>> START Data to process

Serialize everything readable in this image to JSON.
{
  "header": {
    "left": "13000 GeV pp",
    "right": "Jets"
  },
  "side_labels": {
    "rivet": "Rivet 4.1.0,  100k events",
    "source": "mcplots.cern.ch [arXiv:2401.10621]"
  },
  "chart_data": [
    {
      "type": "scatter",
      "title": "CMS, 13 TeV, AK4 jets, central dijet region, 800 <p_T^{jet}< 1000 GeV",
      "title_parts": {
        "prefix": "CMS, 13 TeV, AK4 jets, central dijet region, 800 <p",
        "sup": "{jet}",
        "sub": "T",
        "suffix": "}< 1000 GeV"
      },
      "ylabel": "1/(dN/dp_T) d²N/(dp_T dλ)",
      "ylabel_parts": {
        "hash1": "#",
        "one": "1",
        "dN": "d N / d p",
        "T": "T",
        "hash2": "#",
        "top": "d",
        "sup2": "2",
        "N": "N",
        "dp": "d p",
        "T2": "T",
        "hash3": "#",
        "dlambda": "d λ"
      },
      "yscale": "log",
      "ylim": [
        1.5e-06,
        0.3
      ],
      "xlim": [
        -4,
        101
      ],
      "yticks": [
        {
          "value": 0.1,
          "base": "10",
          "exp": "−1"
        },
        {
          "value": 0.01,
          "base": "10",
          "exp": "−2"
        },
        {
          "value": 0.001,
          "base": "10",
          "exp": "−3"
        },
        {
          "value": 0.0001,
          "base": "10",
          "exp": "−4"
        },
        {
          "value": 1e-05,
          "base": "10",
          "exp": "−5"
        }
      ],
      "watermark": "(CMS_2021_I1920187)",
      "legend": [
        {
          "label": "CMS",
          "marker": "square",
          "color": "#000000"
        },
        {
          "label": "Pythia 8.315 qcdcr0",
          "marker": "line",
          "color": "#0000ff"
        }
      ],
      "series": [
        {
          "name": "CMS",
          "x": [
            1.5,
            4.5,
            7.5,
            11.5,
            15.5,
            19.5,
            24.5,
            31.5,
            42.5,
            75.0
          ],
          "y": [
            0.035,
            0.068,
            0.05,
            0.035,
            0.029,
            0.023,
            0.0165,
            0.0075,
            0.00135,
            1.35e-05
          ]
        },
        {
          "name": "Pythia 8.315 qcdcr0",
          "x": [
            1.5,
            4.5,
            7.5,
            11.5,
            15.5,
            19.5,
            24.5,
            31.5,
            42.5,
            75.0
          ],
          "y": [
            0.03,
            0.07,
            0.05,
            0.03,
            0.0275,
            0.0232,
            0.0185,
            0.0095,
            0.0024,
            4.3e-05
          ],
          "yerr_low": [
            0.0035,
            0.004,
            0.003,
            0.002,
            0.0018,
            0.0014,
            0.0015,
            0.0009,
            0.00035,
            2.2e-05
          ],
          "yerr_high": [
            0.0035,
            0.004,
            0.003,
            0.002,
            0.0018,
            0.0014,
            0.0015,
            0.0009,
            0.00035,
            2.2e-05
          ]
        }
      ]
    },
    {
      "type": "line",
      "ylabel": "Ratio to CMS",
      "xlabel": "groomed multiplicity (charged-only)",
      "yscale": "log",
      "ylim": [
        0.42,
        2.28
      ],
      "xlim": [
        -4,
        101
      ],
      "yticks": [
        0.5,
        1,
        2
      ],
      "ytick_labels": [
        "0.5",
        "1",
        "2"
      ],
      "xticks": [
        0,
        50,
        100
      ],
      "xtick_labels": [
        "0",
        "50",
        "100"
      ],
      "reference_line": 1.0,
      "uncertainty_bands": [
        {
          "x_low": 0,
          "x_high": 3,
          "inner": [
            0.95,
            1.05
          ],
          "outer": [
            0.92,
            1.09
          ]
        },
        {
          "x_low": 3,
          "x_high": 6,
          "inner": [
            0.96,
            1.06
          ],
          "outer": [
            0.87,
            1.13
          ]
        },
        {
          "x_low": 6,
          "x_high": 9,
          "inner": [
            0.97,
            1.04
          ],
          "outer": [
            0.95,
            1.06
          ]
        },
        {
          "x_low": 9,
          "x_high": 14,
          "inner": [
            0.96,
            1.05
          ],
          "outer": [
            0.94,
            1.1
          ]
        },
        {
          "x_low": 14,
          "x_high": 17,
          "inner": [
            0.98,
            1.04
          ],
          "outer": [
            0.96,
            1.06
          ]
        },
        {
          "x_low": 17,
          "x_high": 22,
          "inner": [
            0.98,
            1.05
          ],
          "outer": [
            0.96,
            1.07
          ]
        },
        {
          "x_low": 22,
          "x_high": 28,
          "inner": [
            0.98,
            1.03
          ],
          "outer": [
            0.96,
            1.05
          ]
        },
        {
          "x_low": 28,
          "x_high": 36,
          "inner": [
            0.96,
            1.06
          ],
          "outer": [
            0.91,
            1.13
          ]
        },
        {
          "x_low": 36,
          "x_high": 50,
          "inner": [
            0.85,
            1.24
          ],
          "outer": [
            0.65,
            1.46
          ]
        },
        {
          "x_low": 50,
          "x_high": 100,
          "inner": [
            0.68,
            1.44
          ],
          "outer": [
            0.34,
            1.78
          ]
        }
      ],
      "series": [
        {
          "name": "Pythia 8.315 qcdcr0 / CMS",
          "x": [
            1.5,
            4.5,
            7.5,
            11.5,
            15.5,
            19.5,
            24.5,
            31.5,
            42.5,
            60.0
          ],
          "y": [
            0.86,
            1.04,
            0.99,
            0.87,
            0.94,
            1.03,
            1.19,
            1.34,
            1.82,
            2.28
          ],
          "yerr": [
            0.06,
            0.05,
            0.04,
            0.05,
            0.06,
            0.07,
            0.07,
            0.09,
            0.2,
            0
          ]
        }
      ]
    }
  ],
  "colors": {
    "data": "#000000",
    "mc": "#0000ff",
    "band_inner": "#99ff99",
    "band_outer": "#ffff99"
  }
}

>> END Data to process

> **Prompt**: Looking at the data above, how many lines hold the word "central"? Respond with the number alone.

> **Written answer**: 2